**RECORDS SHOWN**.

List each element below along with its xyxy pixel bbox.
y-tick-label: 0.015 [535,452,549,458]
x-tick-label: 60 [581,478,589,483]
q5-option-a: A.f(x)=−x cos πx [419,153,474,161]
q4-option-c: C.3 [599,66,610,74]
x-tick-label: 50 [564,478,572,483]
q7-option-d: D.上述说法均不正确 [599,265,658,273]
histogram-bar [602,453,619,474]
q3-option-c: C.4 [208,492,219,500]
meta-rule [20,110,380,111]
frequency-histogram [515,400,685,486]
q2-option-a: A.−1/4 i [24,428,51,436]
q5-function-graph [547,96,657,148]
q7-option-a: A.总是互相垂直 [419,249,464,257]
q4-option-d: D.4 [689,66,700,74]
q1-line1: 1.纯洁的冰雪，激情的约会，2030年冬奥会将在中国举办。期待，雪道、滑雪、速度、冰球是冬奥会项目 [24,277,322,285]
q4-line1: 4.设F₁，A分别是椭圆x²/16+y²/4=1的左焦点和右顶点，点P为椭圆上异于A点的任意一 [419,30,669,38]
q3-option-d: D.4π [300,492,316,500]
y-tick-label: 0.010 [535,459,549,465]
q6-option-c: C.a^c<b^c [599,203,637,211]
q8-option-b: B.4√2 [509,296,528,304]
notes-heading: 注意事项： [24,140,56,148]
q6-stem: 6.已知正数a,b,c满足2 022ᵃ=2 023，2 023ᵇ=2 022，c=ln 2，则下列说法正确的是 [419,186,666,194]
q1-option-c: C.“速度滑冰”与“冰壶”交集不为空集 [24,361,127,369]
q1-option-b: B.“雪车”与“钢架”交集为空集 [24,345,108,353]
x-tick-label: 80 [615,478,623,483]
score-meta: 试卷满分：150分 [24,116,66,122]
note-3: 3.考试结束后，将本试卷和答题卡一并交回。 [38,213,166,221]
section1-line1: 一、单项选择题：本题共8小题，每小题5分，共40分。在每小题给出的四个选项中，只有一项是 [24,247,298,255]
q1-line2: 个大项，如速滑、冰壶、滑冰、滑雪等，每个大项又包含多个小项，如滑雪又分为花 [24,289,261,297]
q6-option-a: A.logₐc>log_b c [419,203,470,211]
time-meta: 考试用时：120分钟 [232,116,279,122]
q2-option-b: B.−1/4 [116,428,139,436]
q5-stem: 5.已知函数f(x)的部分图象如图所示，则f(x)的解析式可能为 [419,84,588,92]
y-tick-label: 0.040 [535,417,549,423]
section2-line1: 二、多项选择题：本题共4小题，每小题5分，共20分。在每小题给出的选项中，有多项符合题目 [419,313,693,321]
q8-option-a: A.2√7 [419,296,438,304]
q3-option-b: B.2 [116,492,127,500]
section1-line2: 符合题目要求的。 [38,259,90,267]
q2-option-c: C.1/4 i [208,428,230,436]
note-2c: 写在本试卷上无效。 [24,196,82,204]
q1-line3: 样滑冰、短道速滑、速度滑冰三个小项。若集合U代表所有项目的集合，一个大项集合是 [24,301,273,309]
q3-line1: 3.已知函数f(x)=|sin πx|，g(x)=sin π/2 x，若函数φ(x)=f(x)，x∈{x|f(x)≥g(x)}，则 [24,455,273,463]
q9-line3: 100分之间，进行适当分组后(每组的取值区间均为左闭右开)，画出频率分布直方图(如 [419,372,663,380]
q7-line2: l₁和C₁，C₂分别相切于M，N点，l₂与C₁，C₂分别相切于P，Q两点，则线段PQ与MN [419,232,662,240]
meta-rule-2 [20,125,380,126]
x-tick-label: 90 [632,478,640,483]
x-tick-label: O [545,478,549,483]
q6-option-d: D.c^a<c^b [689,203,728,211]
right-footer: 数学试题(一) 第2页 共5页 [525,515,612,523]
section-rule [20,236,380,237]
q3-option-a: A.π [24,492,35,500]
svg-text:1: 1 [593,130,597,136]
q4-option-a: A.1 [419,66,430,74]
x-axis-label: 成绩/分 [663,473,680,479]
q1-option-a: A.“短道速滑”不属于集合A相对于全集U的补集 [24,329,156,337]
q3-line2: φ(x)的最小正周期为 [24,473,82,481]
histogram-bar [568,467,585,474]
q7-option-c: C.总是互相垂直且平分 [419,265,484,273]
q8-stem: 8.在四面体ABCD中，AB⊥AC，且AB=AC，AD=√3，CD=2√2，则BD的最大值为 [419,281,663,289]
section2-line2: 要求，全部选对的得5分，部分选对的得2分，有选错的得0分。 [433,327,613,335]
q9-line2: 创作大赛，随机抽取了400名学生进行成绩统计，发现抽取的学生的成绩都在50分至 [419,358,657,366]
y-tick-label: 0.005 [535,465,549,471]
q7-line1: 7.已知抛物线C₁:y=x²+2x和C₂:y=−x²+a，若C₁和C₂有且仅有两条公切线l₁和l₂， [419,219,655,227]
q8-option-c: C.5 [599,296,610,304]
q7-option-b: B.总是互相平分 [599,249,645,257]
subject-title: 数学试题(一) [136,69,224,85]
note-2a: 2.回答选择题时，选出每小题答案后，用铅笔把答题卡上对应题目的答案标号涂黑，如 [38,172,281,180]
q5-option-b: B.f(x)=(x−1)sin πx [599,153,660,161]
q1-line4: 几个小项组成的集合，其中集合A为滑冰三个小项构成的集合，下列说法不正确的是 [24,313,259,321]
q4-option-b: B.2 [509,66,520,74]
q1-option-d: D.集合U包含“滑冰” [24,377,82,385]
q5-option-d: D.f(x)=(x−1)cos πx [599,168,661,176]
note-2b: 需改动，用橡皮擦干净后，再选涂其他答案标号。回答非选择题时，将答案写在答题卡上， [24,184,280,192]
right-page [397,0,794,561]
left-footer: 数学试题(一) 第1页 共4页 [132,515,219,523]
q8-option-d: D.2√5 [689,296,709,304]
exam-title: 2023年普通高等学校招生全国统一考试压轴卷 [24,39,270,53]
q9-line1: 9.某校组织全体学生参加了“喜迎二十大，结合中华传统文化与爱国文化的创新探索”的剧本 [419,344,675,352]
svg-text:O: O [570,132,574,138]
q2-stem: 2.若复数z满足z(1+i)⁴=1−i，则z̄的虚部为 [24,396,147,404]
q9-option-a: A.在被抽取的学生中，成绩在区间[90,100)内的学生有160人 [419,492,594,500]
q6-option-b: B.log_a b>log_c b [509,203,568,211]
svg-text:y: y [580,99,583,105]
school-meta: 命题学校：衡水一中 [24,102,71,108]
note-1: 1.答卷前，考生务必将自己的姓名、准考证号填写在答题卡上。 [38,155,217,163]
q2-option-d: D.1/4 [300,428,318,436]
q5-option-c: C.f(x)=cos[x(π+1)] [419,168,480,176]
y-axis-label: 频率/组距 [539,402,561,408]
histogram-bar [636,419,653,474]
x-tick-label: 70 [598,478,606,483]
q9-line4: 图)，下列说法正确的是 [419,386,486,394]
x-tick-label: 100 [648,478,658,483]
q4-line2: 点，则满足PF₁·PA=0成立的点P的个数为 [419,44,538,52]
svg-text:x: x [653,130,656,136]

**AIM OF THE EXERCISE**. Make a Markdown table from the data, starting at the first line and stopping after the line that contains "q6-stem: 6.已知正数a,b,c满足2 022ᵃ=2". Use two columns, Row (a running number) and Entry (the line itself), and skip any blank lines.

**RESULT FOR THIS EXERCISE**.
| Row | Entry |
|---|---|
| 1 | List each element below along with its xyxy pixel bbox. |
| 2 | y-tick-label: 0.015 [535,452,549,458] |
| 3 | x-tick-label: 60 [581,478,589,483] |
| 4 | q5-option-a: A.f(x)=−x cos πx [419,153,474,161] |
| 5 | q4-option-c: C.3 [599,66,610,74] |
| 6 | x-tick-label: 50 [564,478,572,483] |
| 7 | q7-option-d: D.上述说法均不正确 [599,265,658,273] |
| 8 | histogram-bar [602,453,619,474] |
| 9 | q3-option-c: C.4 [208,492,219,500] |
| 10 | meta-rule [20,110,380,111] |
| 11 | frequency-histogram [515,400,685,486] |
| 12 | q2-option-a: A.−1/4 i [24,428,51,436] |
| 13 | q5-function-graph [547,96,657,148] |
| 14 | q7-option-a: A.总是互相垂直 [419,249,464,257] |
| 15 | q4-option-d: D.4 [689,66,700,74] |
| 16 | q1-line1: 1.纯洁的冰雪，激情的约会，2030年冬奥会将在中国举办。期待，雪道、滑雪、速度、冰球是冬奥会项目 [24,277,322,285] |
| 17 | q4-line1: 4.设F₁，A分别是椭圆x²/16+y²/4=1的左焦点和右顶点，点P为椭圆上异于A点的任意一 [419,30,669,38] |
| 18 | q3-option-d: D.4π [300,492,316,500] |
| 19 | y-tick-label: 0.010 [535,459,549,465] |
| 20 | q6-option-c: C.a^c<b^c [599,203,637,211] |
| 21 | q8-option-b: B.4√2 [509,296,528,304] |
| 22 | notes-heading: 注意事项： [24,140,56,148] |
| 23 | q6-stem: 6.已知正数a,b,c满足2 022ᵃ=2 023，2 023ᵇ=2 022，c=ln 2，则下列说法正确的是 [419,186,666,194] |